Problem description |
List every line below containing "Debug".

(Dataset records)
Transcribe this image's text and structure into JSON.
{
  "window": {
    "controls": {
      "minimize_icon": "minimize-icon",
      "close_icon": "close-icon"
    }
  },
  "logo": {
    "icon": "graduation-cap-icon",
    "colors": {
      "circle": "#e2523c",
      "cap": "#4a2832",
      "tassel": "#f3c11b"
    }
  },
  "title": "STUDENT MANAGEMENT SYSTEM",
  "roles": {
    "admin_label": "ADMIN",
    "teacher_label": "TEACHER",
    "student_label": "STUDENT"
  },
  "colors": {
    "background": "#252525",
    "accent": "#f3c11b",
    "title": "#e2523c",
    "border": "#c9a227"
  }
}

--

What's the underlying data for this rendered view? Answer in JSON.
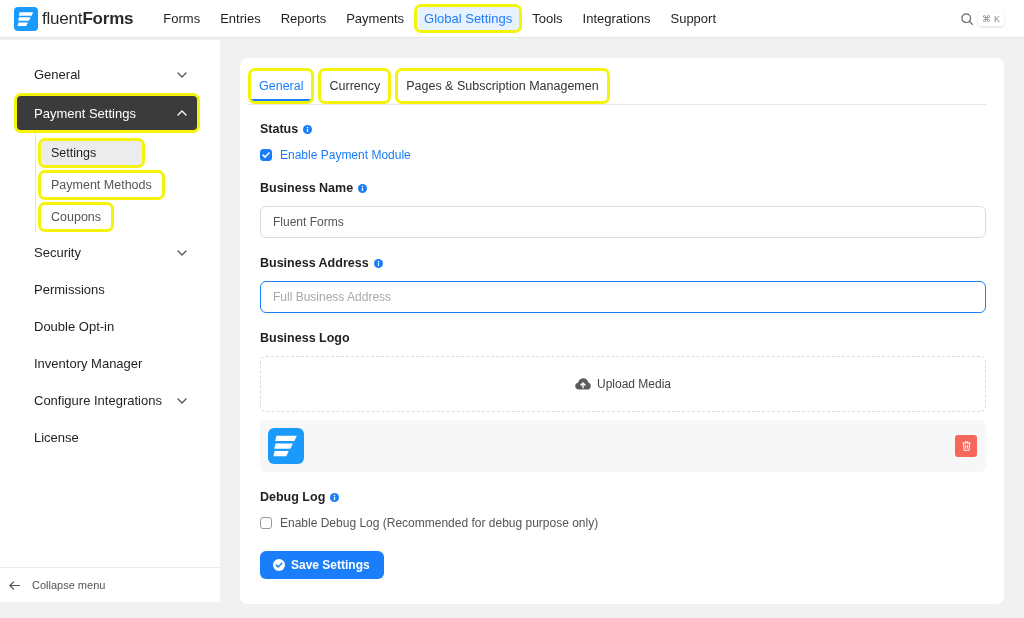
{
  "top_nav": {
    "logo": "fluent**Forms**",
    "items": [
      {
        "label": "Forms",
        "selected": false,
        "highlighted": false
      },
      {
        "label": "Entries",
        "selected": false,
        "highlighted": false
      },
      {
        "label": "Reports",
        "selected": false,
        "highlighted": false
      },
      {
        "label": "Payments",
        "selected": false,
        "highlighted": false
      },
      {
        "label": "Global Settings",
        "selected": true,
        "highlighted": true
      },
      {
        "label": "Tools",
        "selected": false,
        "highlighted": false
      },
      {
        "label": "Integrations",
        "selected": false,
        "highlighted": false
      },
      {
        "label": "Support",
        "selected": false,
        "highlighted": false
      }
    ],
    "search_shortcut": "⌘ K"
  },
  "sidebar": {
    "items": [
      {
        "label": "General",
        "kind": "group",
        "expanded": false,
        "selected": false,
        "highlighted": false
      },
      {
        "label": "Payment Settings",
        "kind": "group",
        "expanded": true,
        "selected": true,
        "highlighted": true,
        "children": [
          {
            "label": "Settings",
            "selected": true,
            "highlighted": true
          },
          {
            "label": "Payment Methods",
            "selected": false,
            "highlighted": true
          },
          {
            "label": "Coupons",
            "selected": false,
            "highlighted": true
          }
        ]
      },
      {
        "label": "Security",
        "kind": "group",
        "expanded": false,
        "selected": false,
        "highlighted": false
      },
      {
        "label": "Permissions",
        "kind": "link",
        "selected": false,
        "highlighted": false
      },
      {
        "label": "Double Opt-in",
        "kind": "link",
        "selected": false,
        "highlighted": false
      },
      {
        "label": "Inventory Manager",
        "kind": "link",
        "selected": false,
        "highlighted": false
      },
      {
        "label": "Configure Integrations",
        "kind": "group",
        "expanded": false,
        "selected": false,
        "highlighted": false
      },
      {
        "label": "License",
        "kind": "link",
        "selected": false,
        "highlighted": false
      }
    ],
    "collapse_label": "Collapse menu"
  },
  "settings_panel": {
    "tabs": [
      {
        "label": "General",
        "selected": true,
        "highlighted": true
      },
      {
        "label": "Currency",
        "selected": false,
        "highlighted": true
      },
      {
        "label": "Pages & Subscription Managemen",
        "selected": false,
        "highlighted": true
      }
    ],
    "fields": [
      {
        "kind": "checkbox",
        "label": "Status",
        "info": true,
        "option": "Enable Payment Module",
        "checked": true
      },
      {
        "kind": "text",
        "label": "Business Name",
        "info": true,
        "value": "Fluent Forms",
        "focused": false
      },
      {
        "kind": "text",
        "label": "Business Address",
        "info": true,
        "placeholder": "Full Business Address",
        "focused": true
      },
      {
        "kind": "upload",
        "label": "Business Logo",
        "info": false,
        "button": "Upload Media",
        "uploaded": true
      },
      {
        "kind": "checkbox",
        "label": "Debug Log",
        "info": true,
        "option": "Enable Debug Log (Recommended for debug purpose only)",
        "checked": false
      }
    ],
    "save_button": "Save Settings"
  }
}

==

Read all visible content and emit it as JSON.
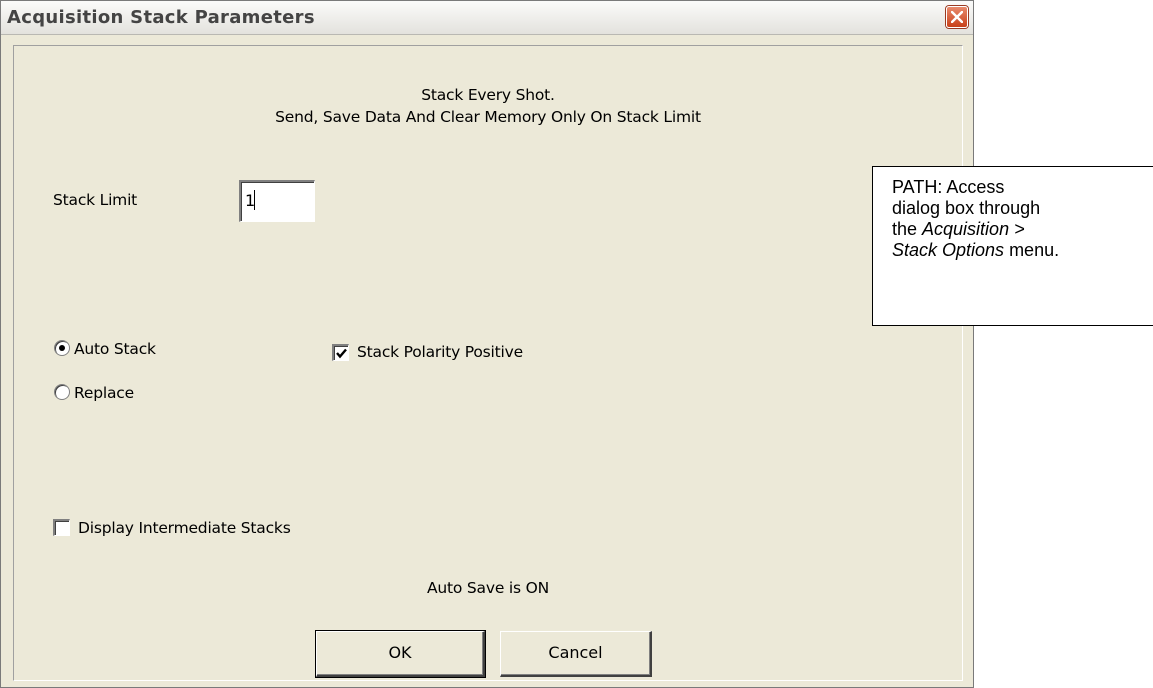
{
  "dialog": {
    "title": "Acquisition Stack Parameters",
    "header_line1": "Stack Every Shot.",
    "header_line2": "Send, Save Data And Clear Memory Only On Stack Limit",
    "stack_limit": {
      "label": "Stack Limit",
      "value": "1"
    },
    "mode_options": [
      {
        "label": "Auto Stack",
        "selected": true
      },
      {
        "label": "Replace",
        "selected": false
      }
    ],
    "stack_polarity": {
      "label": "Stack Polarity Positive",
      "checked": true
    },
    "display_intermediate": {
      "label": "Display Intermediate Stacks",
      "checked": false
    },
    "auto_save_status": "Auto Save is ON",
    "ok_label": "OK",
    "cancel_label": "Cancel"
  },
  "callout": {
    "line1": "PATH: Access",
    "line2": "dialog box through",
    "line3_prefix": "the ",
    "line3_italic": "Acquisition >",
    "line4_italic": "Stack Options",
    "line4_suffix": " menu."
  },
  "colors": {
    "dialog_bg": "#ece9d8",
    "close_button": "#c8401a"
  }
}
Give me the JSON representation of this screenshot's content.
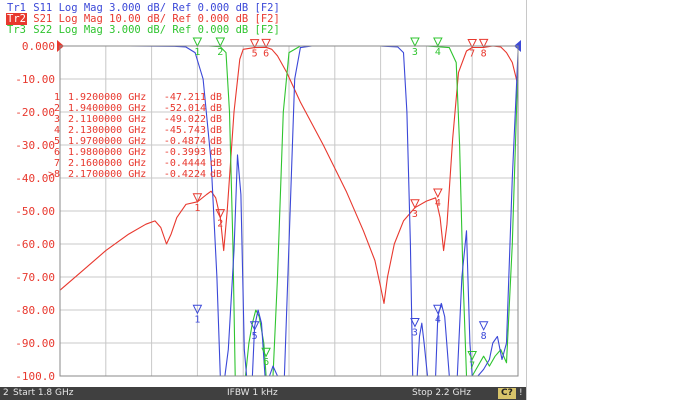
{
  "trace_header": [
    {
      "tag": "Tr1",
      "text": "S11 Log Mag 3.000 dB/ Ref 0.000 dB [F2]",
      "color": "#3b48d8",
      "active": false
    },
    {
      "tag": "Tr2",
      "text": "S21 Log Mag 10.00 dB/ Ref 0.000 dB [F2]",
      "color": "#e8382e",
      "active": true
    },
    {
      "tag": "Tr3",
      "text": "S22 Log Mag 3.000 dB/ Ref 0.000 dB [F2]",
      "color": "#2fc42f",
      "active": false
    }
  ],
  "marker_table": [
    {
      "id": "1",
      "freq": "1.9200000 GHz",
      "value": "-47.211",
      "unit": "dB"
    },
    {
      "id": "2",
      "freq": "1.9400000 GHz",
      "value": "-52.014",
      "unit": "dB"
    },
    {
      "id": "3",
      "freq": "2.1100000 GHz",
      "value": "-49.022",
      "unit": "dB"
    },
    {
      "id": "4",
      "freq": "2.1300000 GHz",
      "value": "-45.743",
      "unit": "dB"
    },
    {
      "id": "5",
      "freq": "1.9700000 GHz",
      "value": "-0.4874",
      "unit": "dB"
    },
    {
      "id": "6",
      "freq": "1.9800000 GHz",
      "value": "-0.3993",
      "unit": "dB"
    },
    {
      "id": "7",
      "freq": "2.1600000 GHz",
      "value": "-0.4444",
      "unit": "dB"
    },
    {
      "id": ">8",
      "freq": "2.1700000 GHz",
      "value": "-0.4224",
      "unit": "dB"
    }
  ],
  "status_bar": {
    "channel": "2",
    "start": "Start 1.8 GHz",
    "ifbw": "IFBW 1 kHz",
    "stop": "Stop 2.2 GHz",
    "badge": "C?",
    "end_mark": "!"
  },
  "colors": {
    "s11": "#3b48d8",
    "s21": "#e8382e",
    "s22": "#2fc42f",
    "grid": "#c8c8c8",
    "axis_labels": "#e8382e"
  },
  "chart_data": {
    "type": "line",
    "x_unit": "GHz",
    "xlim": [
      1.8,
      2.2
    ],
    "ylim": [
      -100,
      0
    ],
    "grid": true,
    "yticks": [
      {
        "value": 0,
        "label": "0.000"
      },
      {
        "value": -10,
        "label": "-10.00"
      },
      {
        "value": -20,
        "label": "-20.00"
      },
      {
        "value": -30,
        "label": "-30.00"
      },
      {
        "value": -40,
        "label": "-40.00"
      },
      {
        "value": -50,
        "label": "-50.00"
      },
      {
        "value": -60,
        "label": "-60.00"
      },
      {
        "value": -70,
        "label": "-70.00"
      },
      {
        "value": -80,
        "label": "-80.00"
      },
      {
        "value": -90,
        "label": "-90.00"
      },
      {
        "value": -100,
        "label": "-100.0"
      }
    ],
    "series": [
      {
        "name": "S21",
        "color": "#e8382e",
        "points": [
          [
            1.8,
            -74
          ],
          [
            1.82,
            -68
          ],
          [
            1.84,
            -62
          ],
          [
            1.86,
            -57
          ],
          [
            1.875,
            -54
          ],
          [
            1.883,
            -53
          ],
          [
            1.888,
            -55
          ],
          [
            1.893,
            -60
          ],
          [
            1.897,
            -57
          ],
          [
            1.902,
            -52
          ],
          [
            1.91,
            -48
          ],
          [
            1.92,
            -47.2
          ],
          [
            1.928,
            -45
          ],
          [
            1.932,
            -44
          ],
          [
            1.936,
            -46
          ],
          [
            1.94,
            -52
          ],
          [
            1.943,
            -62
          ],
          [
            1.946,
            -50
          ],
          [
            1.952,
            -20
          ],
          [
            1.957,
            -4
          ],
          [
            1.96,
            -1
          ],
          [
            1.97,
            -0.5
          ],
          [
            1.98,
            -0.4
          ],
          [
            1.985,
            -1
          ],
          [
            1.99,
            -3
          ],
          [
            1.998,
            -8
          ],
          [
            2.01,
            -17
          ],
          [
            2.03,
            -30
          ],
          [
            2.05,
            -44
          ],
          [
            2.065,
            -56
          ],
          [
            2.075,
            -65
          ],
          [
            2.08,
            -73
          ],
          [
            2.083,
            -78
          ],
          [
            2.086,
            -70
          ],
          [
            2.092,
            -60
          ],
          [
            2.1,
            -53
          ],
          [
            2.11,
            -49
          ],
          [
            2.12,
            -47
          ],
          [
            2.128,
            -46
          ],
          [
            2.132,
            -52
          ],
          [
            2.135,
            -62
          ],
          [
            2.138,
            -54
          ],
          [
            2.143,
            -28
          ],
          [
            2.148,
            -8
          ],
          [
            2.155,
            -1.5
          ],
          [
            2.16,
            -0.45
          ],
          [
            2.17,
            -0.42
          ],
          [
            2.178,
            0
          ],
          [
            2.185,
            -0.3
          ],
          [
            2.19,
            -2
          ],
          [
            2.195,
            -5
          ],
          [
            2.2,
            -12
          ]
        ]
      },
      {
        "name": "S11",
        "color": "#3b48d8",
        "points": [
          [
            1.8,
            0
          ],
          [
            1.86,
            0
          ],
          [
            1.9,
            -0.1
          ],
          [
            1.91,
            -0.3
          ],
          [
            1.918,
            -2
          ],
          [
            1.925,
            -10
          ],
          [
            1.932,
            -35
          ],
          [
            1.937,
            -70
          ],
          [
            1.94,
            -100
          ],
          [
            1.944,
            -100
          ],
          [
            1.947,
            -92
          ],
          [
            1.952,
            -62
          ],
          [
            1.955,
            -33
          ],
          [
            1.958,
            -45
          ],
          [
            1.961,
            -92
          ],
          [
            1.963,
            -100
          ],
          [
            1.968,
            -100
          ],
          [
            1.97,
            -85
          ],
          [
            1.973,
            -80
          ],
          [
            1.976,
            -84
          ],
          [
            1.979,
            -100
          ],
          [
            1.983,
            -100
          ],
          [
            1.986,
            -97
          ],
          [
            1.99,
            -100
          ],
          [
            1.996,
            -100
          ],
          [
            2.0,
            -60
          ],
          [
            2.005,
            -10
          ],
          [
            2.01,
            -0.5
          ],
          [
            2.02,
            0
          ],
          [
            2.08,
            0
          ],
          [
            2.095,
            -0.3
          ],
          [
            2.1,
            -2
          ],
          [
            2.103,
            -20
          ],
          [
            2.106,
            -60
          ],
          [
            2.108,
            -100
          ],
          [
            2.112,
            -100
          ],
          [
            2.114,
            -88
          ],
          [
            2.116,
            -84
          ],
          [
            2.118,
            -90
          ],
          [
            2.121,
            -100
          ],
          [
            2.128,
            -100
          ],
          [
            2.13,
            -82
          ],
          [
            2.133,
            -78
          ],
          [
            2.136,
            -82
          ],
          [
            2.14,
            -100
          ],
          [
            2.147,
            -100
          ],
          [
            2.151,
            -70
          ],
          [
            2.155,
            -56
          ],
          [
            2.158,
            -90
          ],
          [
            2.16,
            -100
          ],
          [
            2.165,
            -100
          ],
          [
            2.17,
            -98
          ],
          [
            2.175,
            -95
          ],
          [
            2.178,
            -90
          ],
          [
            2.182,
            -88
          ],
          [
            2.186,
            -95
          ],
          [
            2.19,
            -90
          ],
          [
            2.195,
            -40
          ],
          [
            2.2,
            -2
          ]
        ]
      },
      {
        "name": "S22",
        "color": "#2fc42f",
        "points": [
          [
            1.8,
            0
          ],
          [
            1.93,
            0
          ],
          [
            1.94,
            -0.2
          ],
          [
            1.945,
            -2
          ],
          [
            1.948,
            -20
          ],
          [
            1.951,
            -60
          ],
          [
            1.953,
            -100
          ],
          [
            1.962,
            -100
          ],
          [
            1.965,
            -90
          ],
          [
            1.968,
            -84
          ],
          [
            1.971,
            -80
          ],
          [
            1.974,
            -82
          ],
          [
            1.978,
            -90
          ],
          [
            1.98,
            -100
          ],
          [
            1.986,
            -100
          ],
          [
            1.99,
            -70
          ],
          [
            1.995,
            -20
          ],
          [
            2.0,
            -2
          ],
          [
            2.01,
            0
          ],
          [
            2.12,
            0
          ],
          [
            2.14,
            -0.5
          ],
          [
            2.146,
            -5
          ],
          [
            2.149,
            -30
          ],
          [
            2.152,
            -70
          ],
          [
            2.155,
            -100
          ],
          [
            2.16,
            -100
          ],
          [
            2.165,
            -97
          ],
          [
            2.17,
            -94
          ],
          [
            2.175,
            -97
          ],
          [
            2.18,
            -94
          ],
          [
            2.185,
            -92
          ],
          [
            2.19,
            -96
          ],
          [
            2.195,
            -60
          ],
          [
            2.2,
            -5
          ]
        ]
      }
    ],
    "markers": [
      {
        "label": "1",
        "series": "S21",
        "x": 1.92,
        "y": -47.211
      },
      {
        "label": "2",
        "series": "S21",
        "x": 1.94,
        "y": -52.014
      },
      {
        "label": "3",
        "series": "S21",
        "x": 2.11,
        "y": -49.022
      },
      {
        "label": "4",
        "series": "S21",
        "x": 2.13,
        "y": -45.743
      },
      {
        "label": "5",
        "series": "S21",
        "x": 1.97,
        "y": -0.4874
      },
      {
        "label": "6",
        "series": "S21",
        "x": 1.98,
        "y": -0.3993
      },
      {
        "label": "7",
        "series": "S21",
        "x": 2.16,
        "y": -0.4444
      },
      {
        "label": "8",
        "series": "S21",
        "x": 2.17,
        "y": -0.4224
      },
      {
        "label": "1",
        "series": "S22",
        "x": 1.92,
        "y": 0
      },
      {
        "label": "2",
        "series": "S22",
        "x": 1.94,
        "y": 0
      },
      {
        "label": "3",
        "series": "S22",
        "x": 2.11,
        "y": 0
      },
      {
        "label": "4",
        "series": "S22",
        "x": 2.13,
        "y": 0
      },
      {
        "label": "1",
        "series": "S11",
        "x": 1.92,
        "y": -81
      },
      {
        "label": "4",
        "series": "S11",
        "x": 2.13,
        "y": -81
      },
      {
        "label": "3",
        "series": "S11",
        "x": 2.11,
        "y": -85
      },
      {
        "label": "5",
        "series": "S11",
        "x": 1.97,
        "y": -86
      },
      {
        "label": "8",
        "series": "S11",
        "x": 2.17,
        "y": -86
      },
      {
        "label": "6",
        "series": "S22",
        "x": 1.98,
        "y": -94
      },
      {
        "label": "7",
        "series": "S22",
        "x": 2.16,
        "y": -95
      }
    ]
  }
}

Reply to the exercise |
        "label": "Debug Log",
        "option": "Enable Debug Log (Recommended for debug purpose only)",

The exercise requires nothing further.